BRIEF.
Extract the listing below in full, unchanged.

Stored data entries:
+--

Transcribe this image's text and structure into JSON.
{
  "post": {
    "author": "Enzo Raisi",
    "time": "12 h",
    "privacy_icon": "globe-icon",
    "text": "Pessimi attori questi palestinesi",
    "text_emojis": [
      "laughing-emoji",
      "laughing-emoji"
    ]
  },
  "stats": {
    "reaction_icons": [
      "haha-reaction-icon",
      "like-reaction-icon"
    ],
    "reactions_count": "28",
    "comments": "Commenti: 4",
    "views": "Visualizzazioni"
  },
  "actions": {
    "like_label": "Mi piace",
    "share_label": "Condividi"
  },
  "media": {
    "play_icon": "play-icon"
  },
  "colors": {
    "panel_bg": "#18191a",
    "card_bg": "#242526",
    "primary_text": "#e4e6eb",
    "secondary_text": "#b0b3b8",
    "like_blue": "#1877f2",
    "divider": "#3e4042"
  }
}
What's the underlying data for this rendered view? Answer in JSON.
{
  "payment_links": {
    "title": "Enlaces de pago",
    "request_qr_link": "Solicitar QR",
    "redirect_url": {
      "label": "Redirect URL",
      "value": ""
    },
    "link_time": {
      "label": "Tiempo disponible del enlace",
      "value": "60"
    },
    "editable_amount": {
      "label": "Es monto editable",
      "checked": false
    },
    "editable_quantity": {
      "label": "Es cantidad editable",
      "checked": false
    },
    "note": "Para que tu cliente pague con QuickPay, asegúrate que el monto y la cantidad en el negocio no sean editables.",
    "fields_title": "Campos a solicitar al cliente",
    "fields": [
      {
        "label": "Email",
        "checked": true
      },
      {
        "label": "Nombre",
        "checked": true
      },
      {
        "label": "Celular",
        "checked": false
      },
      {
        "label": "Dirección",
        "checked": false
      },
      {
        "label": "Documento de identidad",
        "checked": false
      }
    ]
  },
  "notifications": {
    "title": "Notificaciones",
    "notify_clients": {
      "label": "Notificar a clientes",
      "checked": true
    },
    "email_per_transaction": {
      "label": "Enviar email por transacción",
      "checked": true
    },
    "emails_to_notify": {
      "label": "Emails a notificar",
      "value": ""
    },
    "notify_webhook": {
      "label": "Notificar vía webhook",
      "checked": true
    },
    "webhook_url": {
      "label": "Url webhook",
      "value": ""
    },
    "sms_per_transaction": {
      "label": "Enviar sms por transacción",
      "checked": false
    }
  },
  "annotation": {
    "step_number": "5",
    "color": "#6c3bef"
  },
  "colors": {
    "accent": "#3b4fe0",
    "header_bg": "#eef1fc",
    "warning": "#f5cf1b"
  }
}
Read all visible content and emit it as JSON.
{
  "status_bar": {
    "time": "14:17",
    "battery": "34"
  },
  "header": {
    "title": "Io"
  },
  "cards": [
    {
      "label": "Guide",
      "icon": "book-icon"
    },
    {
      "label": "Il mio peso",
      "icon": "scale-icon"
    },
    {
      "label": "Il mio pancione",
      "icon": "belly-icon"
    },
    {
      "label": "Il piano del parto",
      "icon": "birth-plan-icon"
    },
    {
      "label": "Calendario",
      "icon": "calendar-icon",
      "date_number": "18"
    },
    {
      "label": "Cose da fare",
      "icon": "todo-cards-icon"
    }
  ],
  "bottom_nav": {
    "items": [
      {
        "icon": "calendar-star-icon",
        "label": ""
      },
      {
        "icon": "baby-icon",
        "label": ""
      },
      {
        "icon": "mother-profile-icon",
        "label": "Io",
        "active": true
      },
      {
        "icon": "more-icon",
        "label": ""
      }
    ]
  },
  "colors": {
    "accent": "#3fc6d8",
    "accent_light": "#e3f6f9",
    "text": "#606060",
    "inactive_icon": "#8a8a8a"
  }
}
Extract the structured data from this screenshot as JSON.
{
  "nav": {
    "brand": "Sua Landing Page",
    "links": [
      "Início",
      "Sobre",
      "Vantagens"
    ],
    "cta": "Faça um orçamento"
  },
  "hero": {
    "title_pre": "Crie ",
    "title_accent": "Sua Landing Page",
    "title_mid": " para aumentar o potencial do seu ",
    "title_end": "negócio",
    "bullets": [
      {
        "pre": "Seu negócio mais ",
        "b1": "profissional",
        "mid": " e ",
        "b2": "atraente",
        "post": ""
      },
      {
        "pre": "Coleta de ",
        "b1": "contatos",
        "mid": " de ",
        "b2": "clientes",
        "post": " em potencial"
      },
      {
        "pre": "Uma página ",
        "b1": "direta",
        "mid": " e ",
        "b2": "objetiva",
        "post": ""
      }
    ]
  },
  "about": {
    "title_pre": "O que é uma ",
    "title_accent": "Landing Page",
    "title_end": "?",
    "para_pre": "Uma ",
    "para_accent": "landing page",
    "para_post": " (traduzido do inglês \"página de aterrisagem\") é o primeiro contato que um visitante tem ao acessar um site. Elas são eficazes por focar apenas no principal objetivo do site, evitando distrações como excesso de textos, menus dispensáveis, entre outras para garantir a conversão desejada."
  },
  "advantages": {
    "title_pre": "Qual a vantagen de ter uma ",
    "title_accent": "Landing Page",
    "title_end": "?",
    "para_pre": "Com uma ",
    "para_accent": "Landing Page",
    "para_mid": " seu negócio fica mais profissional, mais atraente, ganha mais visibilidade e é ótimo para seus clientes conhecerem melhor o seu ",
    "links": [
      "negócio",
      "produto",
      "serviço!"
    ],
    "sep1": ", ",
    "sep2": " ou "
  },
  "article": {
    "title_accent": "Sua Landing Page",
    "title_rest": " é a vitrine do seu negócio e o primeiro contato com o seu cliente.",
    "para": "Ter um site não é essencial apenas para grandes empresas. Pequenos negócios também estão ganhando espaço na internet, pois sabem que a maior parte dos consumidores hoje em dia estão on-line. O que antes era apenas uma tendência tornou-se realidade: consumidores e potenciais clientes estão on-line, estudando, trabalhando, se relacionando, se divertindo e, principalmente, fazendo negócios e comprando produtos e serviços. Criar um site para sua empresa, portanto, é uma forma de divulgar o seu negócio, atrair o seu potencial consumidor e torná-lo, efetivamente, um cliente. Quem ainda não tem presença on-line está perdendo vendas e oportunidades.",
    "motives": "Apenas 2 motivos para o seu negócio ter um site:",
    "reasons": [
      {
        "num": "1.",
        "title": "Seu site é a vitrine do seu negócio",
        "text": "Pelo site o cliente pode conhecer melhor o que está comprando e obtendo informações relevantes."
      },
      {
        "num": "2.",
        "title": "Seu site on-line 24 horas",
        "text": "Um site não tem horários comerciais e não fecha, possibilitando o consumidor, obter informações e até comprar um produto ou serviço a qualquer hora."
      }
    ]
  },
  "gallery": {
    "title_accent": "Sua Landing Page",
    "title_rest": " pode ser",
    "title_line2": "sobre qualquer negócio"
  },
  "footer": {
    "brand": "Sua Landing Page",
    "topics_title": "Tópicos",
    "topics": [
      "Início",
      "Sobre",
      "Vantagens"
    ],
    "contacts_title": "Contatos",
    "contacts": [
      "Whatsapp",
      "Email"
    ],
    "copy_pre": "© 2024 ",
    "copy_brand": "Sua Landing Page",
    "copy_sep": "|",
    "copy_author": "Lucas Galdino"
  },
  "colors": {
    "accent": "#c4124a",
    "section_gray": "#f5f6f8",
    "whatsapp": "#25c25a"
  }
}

+--

EXERCISE ANSWER.
Transcribe this image's text and structure into JSON.
{
  "post": {
    "author": "Enzo Raisi",
    "time": "12 h",
    "privacy_icon": "globe-icon",
    "text": "Pessimi attori questi palestinesi",
    "text_emojis": [
      "laughing-emoji",
      "laughing-emoji"
    ]
  },
  "stats": {
    "reaction_icons": [
      "haha-reaction-icon",
      "like-reaction-icon"
    ],
    "reactions_count": "28",
    "comments": "Commenti: 4",
    "views": "Visualizzazioni"
  },
  "actions": {
    "like_label": "Mi piace",
    "share_label": "Condividi"
  },
  "media": {
    "play_icon": "play-icon"
  },
  "colors": {
    "panel_bg": "#18191a",
    "card_bg": "#242526",
    "primary_text": "#e4e6eb",
    "secondary_text": "#b0b3b8",
    "like_blue": "#1877f2",
    "divider": "#3e4042"
  }
}
What's the underlying data for this rendered view? Answer in JSON.
{
  "payment_links": {
    "title": "Enlaces de pago",
    "request_qr_link": "Solicitar QR",
    "redirect_url": {
      "label": "Redirect URL",
      "value": ""
    },
    "link_time": {
      "label": "Tiempo disponible del enlace",
      "value": "60"
    },
    "editable_amount": {
      "label": "Es monto editable",
      "checked": false
    },
    "editable_quantity": {
      "label": "Es cantidad editable",
      "checked": false
    },
    "note": "Para que tu cliente pague con QuickPay, asegúrate que el monto y la cantidad en el negocio no sean editables.",
    "fields_title": "Campos a solicitar al cliente",
    "fields": [
      {
        "label": "Email",
        "checked": true
      },
      {
        "label": "Nombre",
        "checked": true
      },
      {
        "label": "Celular",
        "checked": false
      },
      {
        "label": "Dirección",
        "checked": false
      },
      {
        "label": "Documento de identidad",
        "checked": false
      }
    ]
  },
  "notifications": {
    "title": "Notificaciones",
    "notify_clients": {
      "label": "Notificar a clientes",
      "checked": true
    },
    "email_per_transaction": {
      "label": "Enviar email por transacción",
      "checked": true
    },
    "emails_to_notify": {
      "label": "Emails a notificar",
      "value": ""
    },
    "notify_webhook": {
      "label": "Notificar vía webhook",
      "checked": true
    },
    "webhook_url": {
      "label": "Url webhook",
      "value": ""
    },
    "sms_per_transaction": {
      "label": "Enviar sms por transacción",
      "checked": false
    }
  },
  "annotation": {
    "step_number": "5",
    "color": "#6c3bef"
  },
  "colors": {
    "accent": "#3b4fe0",
    "header_bg": "#eef1fc",
    "warning": "#f5cf1b"
  }
}
Read all visible content and emit it as JSON.
{
  "status_bar": {
    "time": "14:17",
    "battery": "34"
  },
  "header": {
    "title": "Io"
  },
  "cards": [
    {
      "label": "Guide",
      "icon": "book-icon"
    },
    {
      "label": "Il mio peso",
      "icon": "scale-icon"
    },
    {
      "label": "Il mio pancione",
      "icon": "belly-icon"
    },
    {
      "label": "Il piano del parto",
      "icon": "birth-plan-icon"
    },
    {
      "label": "Calendario",
      "icon": "calendar-icon",
      "date_number": "18"
    },
    {
      "label": "Cose da fare",
      "icon": "todo-cards-icon"
    }
  ],
  "bottom_nav": {
    "items": [
      {
        "icon": "calendar-star-icon",
        "label": ""
      },
      {
        "icon": "baby-icon",
        "label": ""
      },
      {
        "icon": "mother-profile-icon",
        "label": "Io",
        "active": true
      },
      {
        "icon": "more-icon",
        "label": ""
      }
    ]
  },
  "colors": {
    "accent": "#3fc6d8",
    "accent_light": "#e3f6f9",
    "text": "#606060",
    "inactive_icon": "#8a8a8a"
  }
}
Extract the structured data from this screenshot as JSON.
{
  "nav": {
    "brand": "Sua Landing Page",
    "links": [
      "Início",
      "Sobre",
      "Vantagens"
    ],
    "cta": "Faça um orçamento"
  },
  "hero": {
    "title_pre": "Crie ",
    "title_accent": "Sua Landing Page",
    "title_mid": " para aumentar o potencial do seu ",
    "title_end": "negócio",
    "bullets": [
      {
        "pre": "Seu negócio mais ",
        "b1": "profissional",
        "mid": " e ",
        "b2": "atraente",
        "post": ""
      },
      {
        "pre": "Coleta de ",
        "b1": "contatos",
        "mid": " de ",
        "b2": "clientes",
        "post": " em potencial"
      },
      {
        "pre": "Uma página ",
        "b1": "direta",
        "mid": " e ",
        "b2": "objetiva",
        "post": ""
      }
    ]
  },
  "about": {
    "title_pre": "O que é uma ",
    "title_accent": "Landing Page",
    "title_end": "?",
    "para_pre": "Uma ",
    "para_accent": "landing page",
    "para_post": " (traduzido do inglês \"página de aterrisagem\") é o primeiro contato que um visitante tem ao acessar um site. Elas são eficazes por focar apenas no principal objetivo do site, evitando distrações como excesso de textos, menus dispensáveis, entre outras para garantir a conversão desejada."
  },
  "advantages": {
    "title_pre": "Qual a vantagen de ter uma ",
    "title_accent": "Landing Page",
    "title_end": "?",
    "para_pre": "Com uma ",
    "para_accent": "Landing Page",
    "para_mid": " seu negócio fica mais profissional, mais atraente, ganha mais visibilidade e é ótimo para seus clientes conhecerem melhor o seu ",
    "links": [
      "negócio",
      "produto",
      "serviço!"
    ],
    "sep1": ", ",
    "sep2": " ou "
  },
  "article": {
    "title_accent": "Sua Landing Page",
    "title_rest": " é a vitrine do seu negócio e o primeiro contato com o seu cliente.",
    "para": "Ter um site não é essencial apenas para grandes empresas. Pequenos negócios também estão ganhando espaço na internet, pois sabem que a maior parte dos consumidores hoje em dia estão on-line. O que antes era apenas uma tendência tornou-se realidade: consumidores e potenciais clientes estão on-line, estudando, trabalhando, se relacionando, se divertindo e, principalmente, fazendo negócios e comprando produtos e serviços. Criar um site para sua empresa, portanto, é uma forma de divulgar o seu negócio, atrair o seu potencial consumidor e torná-lo, efetivamente, um cliente. Quem ainda não tem presença on-line está perdendo vendas e oportunidades.",
    "motives": "Apenas 2 motivos para o seu negócio ter um site:",
    "reasons": [
      {
        "num": "1.",
        "title": "Seu site é a vitrine do seu negócio",
        "text": "Pelo site o cliente pode conhecer melhor o que está comprando e obtendo informações relevantes."
      },
      {
        "num": "2.",
        "title": "Seu site on-line 24 horas",
        "text": "Um site não tem horários comerciais e não fecha, possibilitando o consumidor, obter informações e até comprar um produto ou serviço a qualquer hora."
      }
    ]
  },
  "gallery": {
    "title_accent": "Sua Landing Page",
    "title_rest": " pode ser",
    "title_line2": "sobre qualquer negócio"
  },
  "footer": {
    "brand": "Sua Landing Page",
    "topics_title": "Tópicos",
    "topics": [
      "Início",
      "Sobre",
      "Vantagens"
    ],
    "contacts_title": "Contatos",
    "contacts": [
      "Whatsapp",
      "Email"
    ],
    "copy_pre": "© 2024 ",
    "copy_brand": "Sua Landing Page",
    "copy_sep": "|",
    "copy_author": "Lucas Galdino"
  },
  "colors": {
    "accent": "#c4124a",
    "section_gray": "#f5f6f8",
    "whatsapp": "#25c25a"
  }
}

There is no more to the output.